**DO THIS:** Give back the entire listing verbatim.

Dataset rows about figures
-- Begin --

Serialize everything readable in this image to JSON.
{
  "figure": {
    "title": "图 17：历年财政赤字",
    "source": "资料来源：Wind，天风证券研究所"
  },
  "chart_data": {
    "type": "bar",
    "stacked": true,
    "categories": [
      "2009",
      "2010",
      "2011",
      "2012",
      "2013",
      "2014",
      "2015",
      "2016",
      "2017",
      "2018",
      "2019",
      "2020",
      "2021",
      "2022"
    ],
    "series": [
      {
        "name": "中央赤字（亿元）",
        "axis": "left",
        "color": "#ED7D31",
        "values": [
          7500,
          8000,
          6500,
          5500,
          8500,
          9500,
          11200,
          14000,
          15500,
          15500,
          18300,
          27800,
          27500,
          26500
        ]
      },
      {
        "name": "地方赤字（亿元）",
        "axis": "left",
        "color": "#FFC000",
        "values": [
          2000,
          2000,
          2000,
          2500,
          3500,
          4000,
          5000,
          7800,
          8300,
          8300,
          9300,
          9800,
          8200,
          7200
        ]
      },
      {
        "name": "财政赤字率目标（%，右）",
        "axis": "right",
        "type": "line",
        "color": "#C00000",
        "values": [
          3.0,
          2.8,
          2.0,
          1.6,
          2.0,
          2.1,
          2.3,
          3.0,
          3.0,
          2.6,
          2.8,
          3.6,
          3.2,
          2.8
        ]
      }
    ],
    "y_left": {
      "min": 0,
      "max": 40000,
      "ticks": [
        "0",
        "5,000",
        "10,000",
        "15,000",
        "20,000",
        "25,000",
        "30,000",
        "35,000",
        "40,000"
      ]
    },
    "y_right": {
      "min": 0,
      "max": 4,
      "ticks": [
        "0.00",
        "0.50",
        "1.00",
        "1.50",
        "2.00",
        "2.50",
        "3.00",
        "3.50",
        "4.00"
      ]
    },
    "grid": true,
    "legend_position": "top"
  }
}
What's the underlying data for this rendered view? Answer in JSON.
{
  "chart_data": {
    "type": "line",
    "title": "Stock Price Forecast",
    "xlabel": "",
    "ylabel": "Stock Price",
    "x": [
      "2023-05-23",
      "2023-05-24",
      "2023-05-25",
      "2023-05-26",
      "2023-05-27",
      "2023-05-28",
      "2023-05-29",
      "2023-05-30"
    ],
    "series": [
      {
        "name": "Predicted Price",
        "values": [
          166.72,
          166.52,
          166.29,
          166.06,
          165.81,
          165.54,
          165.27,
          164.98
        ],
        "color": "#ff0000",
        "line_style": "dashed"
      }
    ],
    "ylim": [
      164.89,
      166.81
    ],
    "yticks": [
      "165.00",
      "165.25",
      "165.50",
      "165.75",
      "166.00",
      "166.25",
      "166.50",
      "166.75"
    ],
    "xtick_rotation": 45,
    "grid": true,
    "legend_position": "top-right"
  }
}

-- End --

**OUTPUT OF THE TASK:**
Serialize everything readable in this image to JSON.
{
  "figure": {
    "title": "图 17：历年财政赤字",
    "source": "资料来源：Wind，天风证券研究所"
  },
  "chart_data": {
    "type": "bar",
    "stacked": true,
    "categories": [
      "2009",
      "2010",
      "2011",
      "2012",
      "2013",
      "2014",
      "2015",
      "2016",
      "2017",
      "2018",
      "2019",
      "2020",
      "2021",
      "2022"
    ],
    "series": [
      {
        "name": "中央赤字（亿元）",
        "axis": "left",
        "color": "#ED7D31",
        "values": [
          7500,
          8000,
          6500,
          5500,
          8500,
          9500,
          11200,
          14000,
          15500,
          15500,
          18300,
          27800,
          27500,
          26500
        ]
      },
      {
        "name": "地方赤字（亿元）",
        "axis": "left",
        "color": "#FFC000",
        "values": [
          2000,
          2000,
          2000,
          2500,
          3500,
          4000,
          5000,
          7800,
          8300,
          8300,
          9300,
          9800,
          8200,
          7200
        ]
      },
      {
        "name": "财政赤字率目标（%，右）",
        "axis": "right",
        "type": "line",
        "color": "#C00000",
        "values": [
          3.0,
          2.8,
          2.0,
          1.6,
          2.0,
          2.1,
          2.3,
          3.0,
          3.0,
          2.6,
          2.8,
          3.6,
          3.2,
          2.8
        ]
      }
    ],
    "y_left": {
      "min": 0,
      "max": 40000,
      "ticks": [
        "0",
        "5,000",
        "10,000",
        "15,000",
        "20,000",
        "25,000",
        "30,000",
        "35,000",
        "40,000"
      ]
    },
    "y_right": {
      "min": 0,
      "max": 4,
      "ticks": [
        "0.00",
        "0.50",
        "1.00",
        "1.50",
        "2.00",
        "2.50",
        "3.00",
        "3.50",
        "4.00"
      ]
    },
    "grid": true,
    "legend_position": "top"
  }
}
What's the underlying data for this rendered view? Answer in JSON.
{
  "chart_data": {
    "type": "line",
    "title": "Stock Price Forecast",
    "xlabel": "",
    "ylabel": "Stock Price",
    "x": [
      "2023-05-23",
      "2023-05-24",
      "2023-05-25",
      "2023-05-26",
      "2023-05-27",
      "2023-05-28",
      "2023-05-29",
      "2023-05-30"
    ],
    "series": [
      {
        "name": "Predicted Price",
        "values": [
          166.72,
          166.52,
          166.29,
          166.06,
          165.81,
          165.54,
          165.27,
          164.98
        ],
        "color": "#ff0000",
        "line_style": "dashed"
      }
    ],
    "ylim": [
      164.89,
      166.81
    ],
    "yticks": [
      "165.00",
      "165.25",
      "165.50",
      "165.75",
      "166.00",
      "166.25",
      "166.50",
      "166.75"
    ],
    "xtick_rotation": 45,
    "grid": true,
    "legend_position": "top-right"
  }
}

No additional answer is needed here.